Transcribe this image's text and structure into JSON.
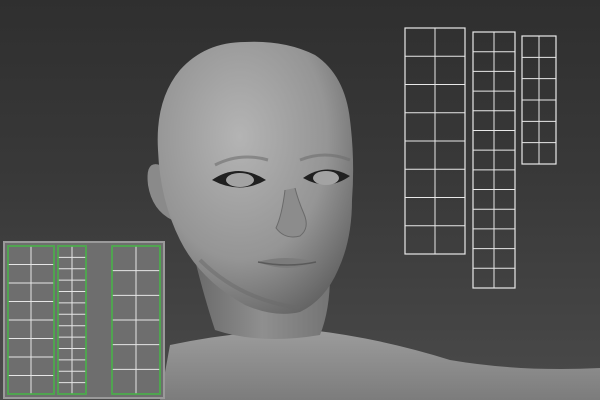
{
  "viewport": {
    "background_top": "#2e2e2e",
    "background_bottom": "#4b4b4b"
  },
  "model": {
    "name": "head-bust-model",
    "skin_color": "#9a9a9a"
  },
  "uv_strips": [
    {
      "name": "uv-strip-left",
      "columns": 2,
      "rows": 8
    },
    {
      "name": "uv-strip-middle",
      "columns": 2,
      "rows": 13
    },
    {
      "name": "uv-strip-right",
      "columns": 2,
      "rows": 6
    }
  ],
  "uv_inset": {
    "panel_color": "#6e6e6e",
    "border_color": "#3fae3f",
    "grid_color": "#e6e6e6"
  }
}
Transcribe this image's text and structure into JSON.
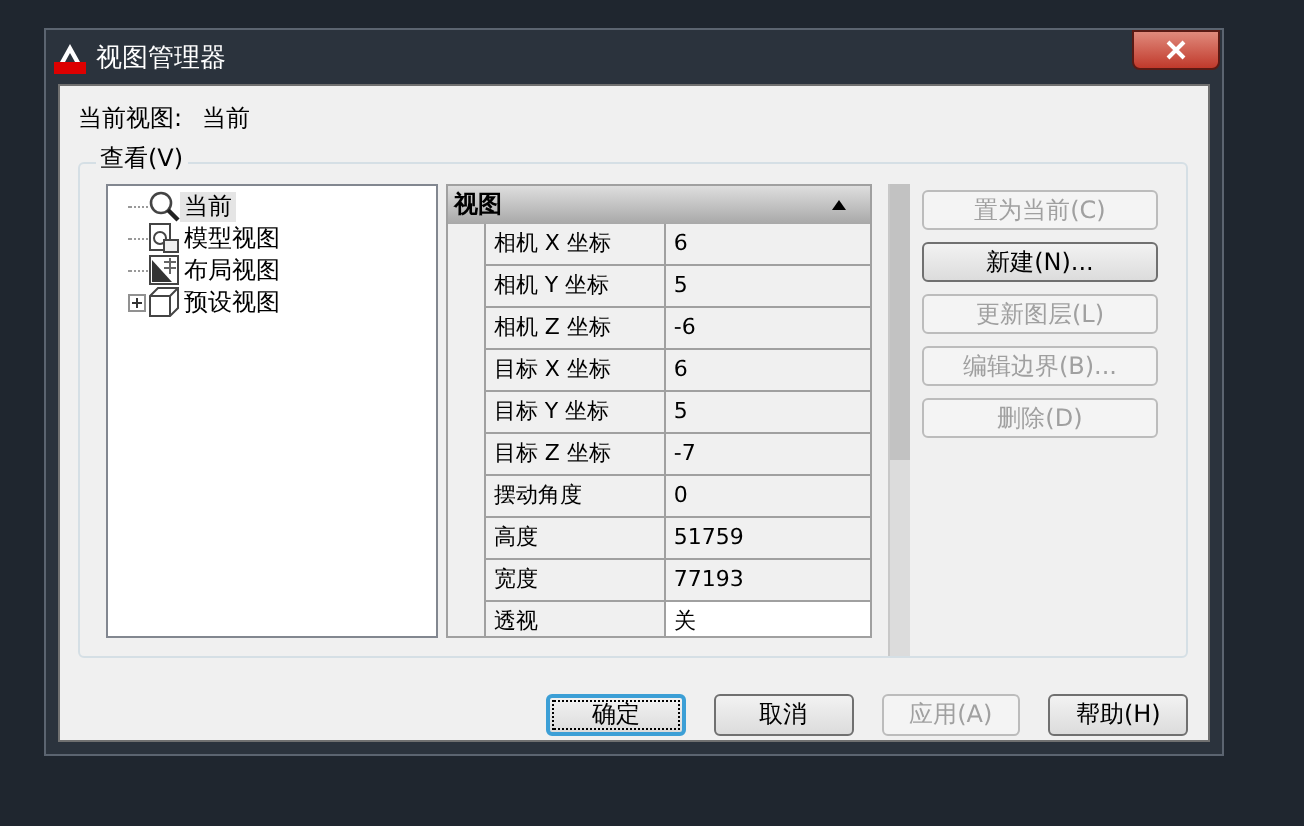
{
  "window": {
    "title": "视图管理器"
  },
  "current_view": {
    "label": "当前视图:",
    "value": "当前"
  },
  "group": {
    "label": "查看(V)"
  },
  "tree": [
    {
      "label": "当前",
      "kind": "current",
      "selected": true
    },
    {
      "label": "模型视图",
      "kind": "model",
      "selected": false
    },
    {
      "label": "布局视图",
      "kind": "layout",
      "selected": false
    },
    {
      "label": "预设视图",
      "kind": "preset",
      "selected": false,
      "expanded": false
    }
  ],
  "properties": {
    "section": "视图",
    "expanded": true,
    "rows": [
      {
        "name": "相机 X 坐标",
        "value": "6",
        "editable": false
      },
      {
        "name": "相机 Y 坐标",
        "value": "5",
        "editable": false
      },
      {
        "name": "相机 Z 坐标",
        "value": "-6",
        "editable": false
      },
      {
        "name": "目标 X 坐标",
        "value": "6",
        "editable": false
      },
      {
        "name": "目标 Y 坐标",
        "value": "5",
        "editable": false
      },
      {
        "name": "目标 Z 坐标",
        "value": "-7",
        "editable": false
      },
      {
        "name": "摆动角度",
        "value": "0",
        "editable": false
      },
      {
        "name": "高度",
        "value": "51759",
        "editable": false
      },
      {
        "name": "宽度",
        "value": "77193",
        "editable": false
      },
      {
        "name": "透视",
        "value": "关",
        "editable": true
      }
    ]
  },
  "side_buttons": [
    {
      "label": "置为当前(C)",
      "disabled": true
    },
    {
      "label": "新建(N)...",
      "disabled": false
    },
    {
      "label": "更新图层(L)",
      "disabled": true
    },
    {
      "label": "编辑边界(B)...",
      "disabled": true
    },
    {
      "label": "删除(D)",
      "disabled": true
    }
  ],
  "bottom_buttons": [
    {
      "label": "确定",
      "disabled": false,
      "default": true
    },
    {
      "label": "取消",
      "disabled": false,
      "default": false
    },
    {
      "label": "应用(A)",
      "disabled": true,
      "default": false
    },
    {
      "label": "帮助(H)",
      "disabled": false,
      "default": false
    }
  ]
}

SET EXERCISE: Are you able to set down all the lines above exactly, without any pictures?

SOLUTION TO THIS TASK:
Transcribe this image's text and structure into JSON.
{
  "viewport": {
    "background_top": "#2e2e2e",
    "background_bottom": "#4b4b4b"
  },
  "model": {
    "name": "head-bust-model",
    "skin_color": "#9a9a9a"
  },
  "uv_strips": [
    {
      "name": "uv-strip-left",
      "columns": 2,
      "rows": 8
    },
    {
      "name": "uv-strip-middle",
      "columns": 2,
      "rows": 13
    },
    {
      "name": "uv-strip-right",
      "columns": 2,
      "rows": 6
    }
  ],
  "uv_inset": {
    "panel_color": "#6e6e6e",
    "border_color": "#3fae3f",
    "grid_color": "#e6e6e6"
  }
}
Transcribe this image's text and structure into JSON.
{
  "window": {
    "title": "视图管理器"
  },
  "current_view": {
    "label": "当前视图:",
    "value": "当前"
  },
  "group": {
    "label": "查看(V)"
  },
  "tree": [
    {
      "label": "当前",
      "kind": "current",
      "selected": true
    },
    {
      "label": "模型视图",
      "kind": "model",
      "selected": false
    },
    {
      "label": "布局视图",
      "kind": "layout",
      "selected": false
    },
    {
      "label": "预设视图",
      "kind": "preset",
      "selected": false,
      "expanded": false
    }
  ],
  "properties": {
    "section": "视图",
    "expanded": true,
    "rows": [
      {
        "name": "相机 X 坐标",
        "value": "6",
        "editable": false
      },
      {
        "name": "相机 Y 坐标",
        "value": "5",
        "editable": false
      },
      {
        "name": "相机 Z 坐标",
        "value": "-6",
        "editable": false
      },
      {
        "name": "目标 X 坐标",
        "value": "6",
        "editable": false
      },
      {
        "name": "目标 Y 坐标",
        "value": "5",
        "editable": false
      },
      {
        "name": "目标 Z 坐标",
        "value": "-7",
        "editable": false
      },
      {
        "name": "摆动角度",
        "value": "0",
        "editable": false
      },
      {
        "name": "高度",
        "value": "51759",
        "editable": false
      },
      {
        "name": "宽度",
        "value": "77193",
        "editable": false
      },
      {
        "name": "透视",
        "value": "关",
        "editable": true
      }
    ]
  },
  "side_buttons": [
    {
      "label": "置为当前(C)",
      "disabled": true
    },
    {
      "label": "新建(N)...",
      "disabled": false
    },
    {
      "label": "更新图层(L)",
      "disabled": true
    },
    {
      "label": "编辑边界(B)...",
      "disabled": true
    },
    {
      "label": "删除(D)",
      "disabled": true
    }
  ],
  "bottom_buttons": [
    {
      "label": "确定",
      "disabled": false,
      "default": true
    },
    {
      "label": "取消",
      "disabled": false,
      "default": false
    },
    {
      "label": "应用(A)",
      "disabled": true,
      "default": false
    },
    {
      "label": "帮助(H)",
      "disabled": false,
      "default": false
    }
  ]
}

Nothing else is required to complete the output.